▸ **Recorded information**
^^^^^^^^

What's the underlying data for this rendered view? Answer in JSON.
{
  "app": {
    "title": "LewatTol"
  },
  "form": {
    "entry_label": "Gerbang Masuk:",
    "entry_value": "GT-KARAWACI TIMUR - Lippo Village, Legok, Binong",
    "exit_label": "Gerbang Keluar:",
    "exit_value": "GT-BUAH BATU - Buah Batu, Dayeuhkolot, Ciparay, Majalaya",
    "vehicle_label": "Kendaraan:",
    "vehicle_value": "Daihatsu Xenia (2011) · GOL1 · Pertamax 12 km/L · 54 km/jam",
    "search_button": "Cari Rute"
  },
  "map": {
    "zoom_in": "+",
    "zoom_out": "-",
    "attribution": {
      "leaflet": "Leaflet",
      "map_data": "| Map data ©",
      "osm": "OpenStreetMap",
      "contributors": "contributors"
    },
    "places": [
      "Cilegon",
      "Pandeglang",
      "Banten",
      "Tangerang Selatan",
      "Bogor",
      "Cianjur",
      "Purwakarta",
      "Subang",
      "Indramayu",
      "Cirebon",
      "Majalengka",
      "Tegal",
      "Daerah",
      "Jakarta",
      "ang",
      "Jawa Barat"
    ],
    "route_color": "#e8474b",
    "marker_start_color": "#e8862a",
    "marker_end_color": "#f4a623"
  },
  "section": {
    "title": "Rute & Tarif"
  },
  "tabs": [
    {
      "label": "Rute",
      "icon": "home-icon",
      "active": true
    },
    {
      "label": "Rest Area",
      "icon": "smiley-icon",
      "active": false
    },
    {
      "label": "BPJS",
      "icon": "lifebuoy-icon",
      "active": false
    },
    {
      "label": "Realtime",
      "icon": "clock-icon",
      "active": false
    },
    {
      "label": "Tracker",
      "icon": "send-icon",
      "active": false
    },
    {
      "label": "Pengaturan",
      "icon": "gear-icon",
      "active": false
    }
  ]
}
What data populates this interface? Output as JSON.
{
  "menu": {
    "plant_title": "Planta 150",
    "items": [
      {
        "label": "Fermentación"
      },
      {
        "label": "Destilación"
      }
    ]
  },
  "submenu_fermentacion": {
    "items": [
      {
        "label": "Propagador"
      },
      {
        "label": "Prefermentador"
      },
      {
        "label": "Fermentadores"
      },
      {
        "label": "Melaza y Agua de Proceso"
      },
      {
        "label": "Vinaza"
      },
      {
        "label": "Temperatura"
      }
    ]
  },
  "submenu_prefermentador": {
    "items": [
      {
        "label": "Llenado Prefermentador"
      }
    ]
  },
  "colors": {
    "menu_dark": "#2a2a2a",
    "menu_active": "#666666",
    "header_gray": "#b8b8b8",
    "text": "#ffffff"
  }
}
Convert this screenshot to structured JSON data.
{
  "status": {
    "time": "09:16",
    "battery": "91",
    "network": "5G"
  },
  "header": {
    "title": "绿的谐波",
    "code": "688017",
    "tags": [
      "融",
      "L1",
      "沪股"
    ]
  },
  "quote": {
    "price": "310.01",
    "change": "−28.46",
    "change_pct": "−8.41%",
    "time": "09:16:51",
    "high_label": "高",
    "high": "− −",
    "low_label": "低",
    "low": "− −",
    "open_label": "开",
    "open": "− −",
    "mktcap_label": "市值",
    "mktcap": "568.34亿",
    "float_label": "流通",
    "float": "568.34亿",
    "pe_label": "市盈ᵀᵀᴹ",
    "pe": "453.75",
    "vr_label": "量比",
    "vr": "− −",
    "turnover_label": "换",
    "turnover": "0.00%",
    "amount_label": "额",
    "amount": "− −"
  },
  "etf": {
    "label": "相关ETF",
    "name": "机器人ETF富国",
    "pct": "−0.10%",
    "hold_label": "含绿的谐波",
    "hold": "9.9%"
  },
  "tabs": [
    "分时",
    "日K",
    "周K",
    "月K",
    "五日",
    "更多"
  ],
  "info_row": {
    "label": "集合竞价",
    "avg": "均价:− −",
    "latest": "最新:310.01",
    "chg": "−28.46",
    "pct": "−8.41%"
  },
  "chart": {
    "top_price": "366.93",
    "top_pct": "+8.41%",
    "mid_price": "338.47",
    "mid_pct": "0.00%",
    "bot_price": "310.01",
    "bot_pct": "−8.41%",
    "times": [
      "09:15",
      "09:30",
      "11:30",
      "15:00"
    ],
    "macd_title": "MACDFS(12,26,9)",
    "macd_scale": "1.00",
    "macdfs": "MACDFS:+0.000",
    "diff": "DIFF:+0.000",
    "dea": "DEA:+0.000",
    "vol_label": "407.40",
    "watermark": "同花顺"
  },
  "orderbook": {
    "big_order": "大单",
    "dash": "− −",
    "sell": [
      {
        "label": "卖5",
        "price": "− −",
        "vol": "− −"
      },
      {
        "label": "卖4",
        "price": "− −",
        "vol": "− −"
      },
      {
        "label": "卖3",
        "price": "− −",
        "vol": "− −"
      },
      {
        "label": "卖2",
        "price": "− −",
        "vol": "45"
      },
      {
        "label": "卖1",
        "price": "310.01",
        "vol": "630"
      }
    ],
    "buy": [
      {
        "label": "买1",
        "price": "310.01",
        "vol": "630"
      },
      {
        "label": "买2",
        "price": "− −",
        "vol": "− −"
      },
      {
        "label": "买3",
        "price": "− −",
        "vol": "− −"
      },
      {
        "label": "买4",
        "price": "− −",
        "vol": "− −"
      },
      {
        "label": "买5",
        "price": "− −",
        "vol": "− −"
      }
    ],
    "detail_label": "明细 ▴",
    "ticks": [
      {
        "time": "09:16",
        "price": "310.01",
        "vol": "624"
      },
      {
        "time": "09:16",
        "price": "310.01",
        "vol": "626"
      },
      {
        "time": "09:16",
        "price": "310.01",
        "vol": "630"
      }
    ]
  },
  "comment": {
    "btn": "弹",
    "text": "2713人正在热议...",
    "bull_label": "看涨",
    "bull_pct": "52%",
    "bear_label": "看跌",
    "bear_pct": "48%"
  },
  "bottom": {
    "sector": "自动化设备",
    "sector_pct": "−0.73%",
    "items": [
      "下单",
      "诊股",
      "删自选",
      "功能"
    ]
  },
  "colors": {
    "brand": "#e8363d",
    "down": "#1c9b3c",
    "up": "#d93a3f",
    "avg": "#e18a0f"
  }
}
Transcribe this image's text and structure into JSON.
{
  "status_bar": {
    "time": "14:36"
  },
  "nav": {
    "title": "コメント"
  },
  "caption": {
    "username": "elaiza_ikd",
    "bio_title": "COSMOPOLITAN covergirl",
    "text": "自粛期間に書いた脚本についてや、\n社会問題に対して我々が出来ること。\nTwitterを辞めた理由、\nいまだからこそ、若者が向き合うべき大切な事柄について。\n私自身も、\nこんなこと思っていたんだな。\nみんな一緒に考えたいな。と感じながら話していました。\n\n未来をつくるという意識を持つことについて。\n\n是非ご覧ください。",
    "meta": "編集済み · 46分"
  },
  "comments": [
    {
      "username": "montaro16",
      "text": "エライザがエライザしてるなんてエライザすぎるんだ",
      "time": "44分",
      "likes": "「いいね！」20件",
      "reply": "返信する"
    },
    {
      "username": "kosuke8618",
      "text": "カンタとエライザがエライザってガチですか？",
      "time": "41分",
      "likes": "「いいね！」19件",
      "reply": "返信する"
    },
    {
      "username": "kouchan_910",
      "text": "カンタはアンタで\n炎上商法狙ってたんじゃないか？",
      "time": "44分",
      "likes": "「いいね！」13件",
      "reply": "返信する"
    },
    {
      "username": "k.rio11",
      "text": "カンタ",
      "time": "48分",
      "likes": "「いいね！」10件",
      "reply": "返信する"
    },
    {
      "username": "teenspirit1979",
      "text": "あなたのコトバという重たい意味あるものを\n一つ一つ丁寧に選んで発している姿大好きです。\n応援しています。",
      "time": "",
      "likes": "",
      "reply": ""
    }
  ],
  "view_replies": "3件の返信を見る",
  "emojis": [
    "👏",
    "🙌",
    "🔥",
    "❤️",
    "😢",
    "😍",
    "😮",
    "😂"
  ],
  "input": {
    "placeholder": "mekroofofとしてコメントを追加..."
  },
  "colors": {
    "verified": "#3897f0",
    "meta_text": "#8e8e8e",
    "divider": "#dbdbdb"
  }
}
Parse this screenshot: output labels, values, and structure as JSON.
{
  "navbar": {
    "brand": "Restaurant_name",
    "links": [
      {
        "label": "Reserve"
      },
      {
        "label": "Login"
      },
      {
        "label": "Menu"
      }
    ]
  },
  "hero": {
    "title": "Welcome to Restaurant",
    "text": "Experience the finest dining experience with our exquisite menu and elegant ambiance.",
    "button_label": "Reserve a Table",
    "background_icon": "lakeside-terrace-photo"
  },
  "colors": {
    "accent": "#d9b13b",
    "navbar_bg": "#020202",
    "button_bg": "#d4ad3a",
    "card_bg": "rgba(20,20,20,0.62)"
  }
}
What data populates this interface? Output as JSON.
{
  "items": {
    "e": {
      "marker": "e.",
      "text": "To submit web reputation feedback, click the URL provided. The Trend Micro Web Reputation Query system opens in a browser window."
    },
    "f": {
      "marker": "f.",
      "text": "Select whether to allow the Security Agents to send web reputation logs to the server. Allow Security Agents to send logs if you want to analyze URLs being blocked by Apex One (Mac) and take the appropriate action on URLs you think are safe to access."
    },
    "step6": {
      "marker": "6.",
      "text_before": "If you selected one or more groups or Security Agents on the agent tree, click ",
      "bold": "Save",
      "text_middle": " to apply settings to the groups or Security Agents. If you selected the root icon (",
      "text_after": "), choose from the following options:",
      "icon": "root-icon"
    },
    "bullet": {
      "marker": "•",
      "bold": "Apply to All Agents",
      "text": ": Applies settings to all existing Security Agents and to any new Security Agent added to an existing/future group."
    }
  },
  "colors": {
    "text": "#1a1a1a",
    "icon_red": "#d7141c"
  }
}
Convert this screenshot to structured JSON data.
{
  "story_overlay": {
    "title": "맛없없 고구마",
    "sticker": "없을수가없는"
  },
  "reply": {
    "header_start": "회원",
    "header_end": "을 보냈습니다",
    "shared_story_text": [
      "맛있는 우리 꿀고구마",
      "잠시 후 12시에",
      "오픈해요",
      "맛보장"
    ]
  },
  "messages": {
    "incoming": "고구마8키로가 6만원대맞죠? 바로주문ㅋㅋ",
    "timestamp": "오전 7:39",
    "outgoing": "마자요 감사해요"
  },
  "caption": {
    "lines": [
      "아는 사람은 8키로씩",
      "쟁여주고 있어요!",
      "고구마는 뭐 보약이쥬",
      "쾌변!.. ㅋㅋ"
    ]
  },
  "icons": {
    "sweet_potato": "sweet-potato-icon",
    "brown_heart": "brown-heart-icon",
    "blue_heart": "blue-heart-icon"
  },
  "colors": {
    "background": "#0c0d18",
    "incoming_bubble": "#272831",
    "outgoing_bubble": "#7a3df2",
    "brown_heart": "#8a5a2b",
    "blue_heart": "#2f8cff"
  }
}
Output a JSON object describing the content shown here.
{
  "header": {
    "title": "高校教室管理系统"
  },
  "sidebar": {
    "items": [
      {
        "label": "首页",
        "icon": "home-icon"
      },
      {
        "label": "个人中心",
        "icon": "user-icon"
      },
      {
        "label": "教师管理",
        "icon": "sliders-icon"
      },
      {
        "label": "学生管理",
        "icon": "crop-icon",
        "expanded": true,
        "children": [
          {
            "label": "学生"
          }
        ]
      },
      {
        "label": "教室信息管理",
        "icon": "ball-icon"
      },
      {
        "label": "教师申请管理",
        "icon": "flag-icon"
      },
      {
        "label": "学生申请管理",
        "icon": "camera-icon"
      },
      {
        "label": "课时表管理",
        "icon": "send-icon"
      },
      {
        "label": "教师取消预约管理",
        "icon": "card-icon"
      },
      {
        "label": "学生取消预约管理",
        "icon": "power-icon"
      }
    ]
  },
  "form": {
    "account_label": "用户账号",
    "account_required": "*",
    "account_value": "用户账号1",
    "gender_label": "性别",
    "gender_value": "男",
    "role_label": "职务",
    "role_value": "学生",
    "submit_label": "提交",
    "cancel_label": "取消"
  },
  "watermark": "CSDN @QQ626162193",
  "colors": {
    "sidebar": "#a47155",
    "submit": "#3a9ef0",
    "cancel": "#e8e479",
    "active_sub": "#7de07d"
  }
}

^^^^^^^^

▸ **Stated problem**
Tally the lines containing "click". Provide the number without any other words.

▸ **Solution to this problem**
2